_Task to complete_
Count the lines below that contain the word "document", and reply with only that number.

_Record excerpts_
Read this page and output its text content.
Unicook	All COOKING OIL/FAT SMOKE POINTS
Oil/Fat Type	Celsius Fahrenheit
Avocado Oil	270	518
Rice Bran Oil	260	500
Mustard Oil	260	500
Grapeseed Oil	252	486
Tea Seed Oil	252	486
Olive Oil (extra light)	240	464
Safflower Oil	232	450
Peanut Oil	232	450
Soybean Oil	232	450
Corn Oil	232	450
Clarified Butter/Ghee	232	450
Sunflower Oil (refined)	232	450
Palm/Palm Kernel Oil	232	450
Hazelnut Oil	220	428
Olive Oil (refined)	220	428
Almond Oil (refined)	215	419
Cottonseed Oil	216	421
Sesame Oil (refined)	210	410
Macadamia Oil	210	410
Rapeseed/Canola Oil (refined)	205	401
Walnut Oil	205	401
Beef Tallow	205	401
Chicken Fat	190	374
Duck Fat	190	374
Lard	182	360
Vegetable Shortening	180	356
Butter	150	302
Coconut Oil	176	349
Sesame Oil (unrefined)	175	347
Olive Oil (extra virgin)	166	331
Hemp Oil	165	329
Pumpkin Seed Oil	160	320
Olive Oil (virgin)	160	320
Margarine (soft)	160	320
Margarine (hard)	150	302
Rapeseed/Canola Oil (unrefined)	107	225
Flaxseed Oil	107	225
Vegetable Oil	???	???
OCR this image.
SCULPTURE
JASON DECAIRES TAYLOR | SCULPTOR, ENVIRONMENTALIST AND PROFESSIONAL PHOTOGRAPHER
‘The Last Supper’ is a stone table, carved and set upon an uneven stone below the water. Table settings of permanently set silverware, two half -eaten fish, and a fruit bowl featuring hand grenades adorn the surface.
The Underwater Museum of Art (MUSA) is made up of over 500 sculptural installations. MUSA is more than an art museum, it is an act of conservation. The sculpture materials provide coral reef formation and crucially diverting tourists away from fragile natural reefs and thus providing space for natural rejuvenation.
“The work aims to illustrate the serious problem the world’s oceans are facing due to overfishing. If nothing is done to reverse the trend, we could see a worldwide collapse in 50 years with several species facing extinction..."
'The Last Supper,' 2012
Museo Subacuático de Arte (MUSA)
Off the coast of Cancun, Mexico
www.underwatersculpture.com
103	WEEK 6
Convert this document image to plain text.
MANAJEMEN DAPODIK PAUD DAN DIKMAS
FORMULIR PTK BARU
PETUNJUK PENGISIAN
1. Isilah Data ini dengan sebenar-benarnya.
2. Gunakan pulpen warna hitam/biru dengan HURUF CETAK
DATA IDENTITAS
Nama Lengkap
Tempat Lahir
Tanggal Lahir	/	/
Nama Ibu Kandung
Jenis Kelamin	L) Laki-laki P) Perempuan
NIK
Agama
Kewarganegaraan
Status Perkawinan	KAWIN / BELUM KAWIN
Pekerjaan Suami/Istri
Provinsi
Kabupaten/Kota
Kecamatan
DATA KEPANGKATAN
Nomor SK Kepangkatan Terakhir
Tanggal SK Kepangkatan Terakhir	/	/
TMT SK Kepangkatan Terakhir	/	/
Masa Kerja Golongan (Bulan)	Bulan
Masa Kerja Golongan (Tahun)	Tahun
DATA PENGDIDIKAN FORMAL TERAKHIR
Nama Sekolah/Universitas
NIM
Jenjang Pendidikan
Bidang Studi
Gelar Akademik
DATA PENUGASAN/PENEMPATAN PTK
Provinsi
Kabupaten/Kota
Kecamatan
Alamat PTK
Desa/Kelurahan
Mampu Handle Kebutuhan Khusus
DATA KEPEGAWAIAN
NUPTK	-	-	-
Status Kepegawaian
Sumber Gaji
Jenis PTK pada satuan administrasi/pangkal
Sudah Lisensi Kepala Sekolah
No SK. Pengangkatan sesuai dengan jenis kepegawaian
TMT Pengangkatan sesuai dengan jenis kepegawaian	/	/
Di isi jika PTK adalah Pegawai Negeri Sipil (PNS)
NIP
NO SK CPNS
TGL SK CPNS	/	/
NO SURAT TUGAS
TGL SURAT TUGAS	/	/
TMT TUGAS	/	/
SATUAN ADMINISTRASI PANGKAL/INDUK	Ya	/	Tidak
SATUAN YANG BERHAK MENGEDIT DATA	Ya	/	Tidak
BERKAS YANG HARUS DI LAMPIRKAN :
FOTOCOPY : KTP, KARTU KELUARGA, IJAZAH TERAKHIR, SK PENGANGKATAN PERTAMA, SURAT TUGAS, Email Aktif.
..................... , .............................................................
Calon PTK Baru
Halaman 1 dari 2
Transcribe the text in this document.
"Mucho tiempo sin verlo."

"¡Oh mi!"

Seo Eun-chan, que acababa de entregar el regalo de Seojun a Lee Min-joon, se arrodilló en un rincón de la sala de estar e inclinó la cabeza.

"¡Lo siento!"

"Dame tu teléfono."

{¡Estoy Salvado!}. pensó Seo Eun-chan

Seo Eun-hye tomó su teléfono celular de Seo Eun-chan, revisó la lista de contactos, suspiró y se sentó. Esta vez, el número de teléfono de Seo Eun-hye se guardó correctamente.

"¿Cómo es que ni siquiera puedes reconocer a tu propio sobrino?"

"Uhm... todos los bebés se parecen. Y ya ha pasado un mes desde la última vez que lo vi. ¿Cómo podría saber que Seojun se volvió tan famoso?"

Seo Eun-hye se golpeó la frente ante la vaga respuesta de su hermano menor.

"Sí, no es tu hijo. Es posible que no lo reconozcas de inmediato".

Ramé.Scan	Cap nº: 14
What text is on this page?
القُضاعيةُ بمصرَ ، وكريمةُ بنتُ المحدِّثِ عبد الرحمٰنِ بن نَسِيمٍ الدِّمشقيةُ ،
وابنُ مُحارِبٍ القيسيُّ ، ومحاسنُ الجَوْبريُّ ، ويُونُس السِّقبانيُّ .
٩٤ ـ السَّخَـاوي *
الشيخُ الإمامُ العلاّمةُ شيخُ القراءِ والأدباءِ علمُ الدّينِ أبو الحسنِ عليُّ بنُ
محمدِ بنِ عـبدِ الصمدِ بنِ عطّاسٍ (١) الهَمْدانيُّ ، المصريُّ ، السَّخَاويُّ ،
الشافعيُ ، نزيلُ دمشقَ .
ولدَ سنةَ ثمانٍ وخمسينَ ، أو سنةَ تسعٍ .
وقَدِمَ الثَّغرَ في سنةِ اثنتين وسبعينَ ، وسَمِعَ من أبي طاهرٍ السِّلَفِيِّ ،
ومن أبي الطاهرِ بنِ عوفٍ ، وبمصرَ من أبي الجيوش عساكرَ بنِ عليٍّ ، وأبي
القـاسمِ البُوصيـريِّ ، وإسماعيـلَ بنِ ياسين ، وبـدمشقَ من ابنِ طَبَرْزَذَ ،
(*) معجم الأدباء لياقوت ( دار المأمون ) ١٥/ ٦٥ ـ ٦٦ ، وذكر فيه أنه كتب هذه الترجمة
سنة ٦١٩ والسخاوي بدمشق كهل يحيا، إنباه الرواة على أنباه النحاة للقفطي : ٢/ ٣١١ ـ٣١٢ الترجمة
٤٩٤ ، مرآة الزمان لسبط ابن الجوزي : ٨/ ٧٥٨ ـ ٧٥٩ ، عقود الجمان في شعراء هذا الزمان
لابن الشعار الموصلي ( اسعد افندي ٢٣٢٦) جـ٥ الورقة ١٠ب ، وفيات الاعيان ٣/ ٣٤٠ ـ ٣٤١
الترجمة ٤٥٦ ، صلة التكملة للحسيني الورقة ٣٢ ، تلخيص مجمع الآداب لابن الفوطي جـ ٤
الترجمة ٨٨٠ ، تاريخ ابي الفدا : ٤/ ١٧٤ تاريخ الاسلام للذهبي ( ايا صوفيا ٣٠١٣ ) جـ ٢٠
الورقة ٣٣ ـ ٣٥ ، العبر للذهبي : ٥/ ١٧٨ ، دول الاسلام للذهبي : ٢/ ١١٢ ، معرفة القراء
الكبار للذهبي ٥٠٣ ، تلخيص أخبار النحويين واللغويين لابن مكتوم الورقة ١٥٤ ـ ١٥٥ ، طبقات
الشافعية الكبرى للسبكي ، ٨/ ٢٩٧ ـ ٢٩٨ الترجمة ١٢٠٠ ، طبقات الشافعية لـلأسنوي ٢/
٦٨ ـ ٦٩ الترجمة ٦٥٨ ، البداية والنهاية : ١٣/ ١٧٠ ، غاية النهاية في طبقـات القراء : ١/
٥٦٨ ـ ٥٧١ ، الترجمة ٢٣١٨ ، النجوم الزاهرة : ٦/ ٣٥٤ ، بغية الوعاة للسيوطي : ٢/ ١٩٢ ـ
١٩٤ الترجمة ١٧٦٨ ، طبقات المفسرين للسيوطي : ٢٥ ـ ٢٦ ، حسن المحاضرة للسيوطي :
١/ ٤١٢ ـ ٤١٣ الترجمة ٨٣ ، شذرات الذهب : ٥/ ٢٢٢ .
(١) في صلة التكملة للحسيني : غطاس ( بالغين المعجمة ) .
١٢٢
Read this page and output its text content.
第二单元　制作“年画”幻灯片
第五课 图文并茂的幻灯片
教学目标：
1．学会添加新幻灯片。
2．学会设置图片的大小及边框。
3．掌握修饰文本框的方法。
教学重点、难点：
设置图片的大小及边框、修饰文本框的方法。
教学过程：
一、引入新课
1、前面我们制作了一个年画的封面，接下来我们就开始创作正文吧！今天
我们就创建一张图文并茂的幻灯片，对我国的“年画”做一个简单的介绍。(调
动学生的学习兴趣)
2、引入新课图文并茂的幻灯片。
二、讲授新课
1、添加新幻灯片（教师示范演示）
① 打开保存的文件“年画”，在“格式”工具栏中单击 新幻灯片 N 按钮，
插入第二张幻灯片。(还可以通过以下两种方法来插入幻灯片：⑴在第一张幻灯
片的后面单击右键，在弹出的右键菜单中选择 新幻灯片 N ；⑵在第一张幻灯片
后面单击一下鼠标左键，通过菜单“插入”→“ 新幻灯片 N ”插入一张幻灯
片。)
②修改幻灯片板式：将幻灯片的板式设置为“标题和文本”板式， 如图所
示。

_Exercise output_
2